Dataset items:
* * * * * * * * *

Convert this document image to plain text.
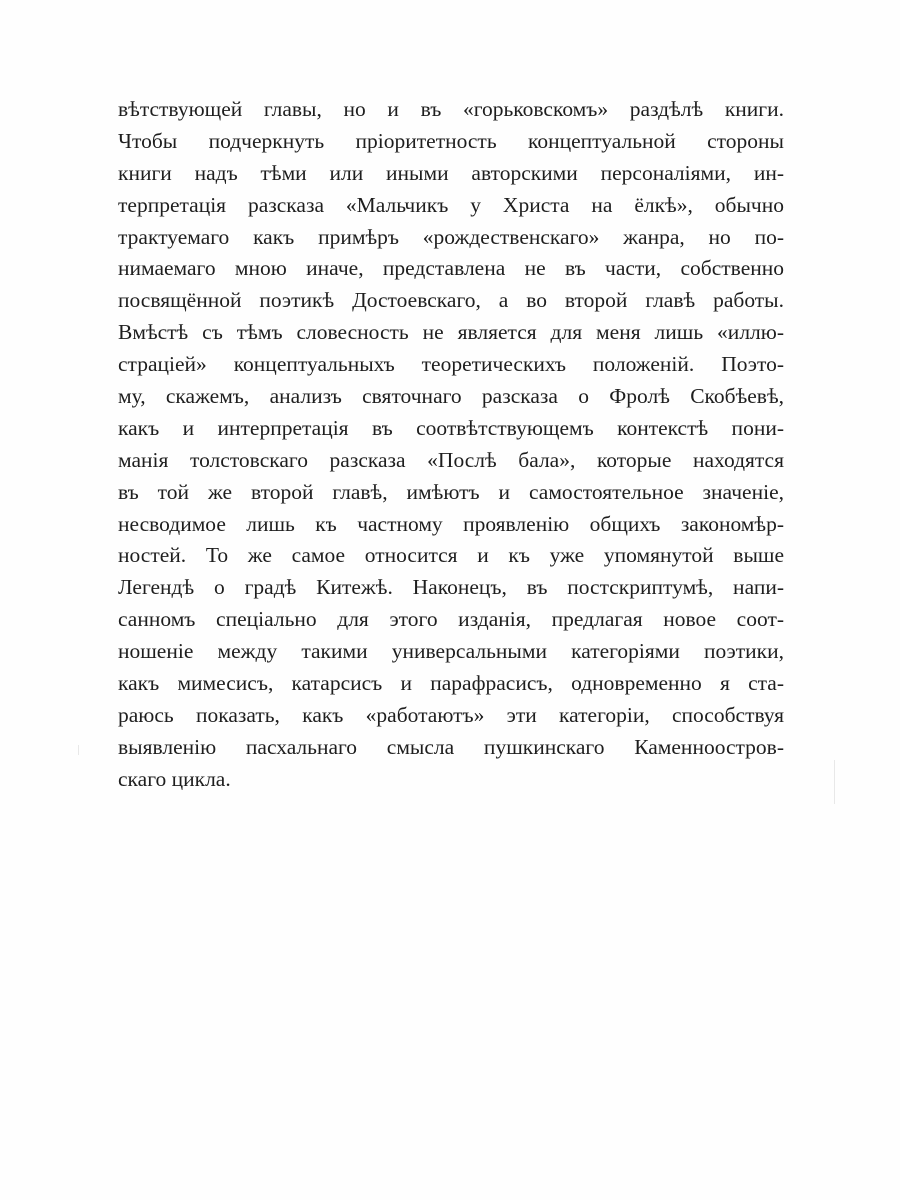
вѣтствующей главы, но и въ «горьковскомъ» раздѣлѣ книги.
Чтобы подчеркнуть пріоритетность концептуальной стороны
книги надъ тѣми или иными авторскими персоналіями, ин-
терпретація разсказа «Мальчикъ у Христа на ёлкѣ», обычно
трактуемаго какъ примѣръ «рождественскаго» жанра, но по-
нимаемаго мною иначе, представлена не въ части, собственно
посвящённой поэтикѣ Достоевскаго, а во второй главѣ работы.
Вмѣстѣ съ тѣмъ словесность не является для меня лишь «иллю-
страціей» концептуальныхъ теоретическихъ положеній. Поэто-
му, скажемъ, анализъ святочнаго разсказа о Фролѣ Скобѣевѣ,
какъ и интерпретація въ соотвѣтствующемъ контекстѣ пони-
манія толстовскаго разсказа «Послѣ бала», которые находятся
въ той же второй главѣ, имѣютъ и самостоятельное значеніе,
несводимое лишь къ частному проявленію общихъ закономѣр-
ностей. То же самое относится и къ уже упомянутой выше
Легендѣ о градѣ Китежѣ. Наконецъ, въ постскриптумѣ, напи-
санномъ спеціально для этого изданія, предлагая новое соот-
ношеніе между такими универсальными категоріями поэтики,
какъ мимесисъ, катарсисъ и парафрасисъ, одновременно я ста-
раюсь показать, какъ «работаютъ» эти категоріи, способствуя
выявленію пасхальнаго смысла пушкинскаго Каменноостров-
скаго цикла.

* * * * * * * * *

◆ Exercise goal:
Some lines of the data above may hold the word "главѣ"; report how many do, and nothing else.

◆ Exercise answer:
2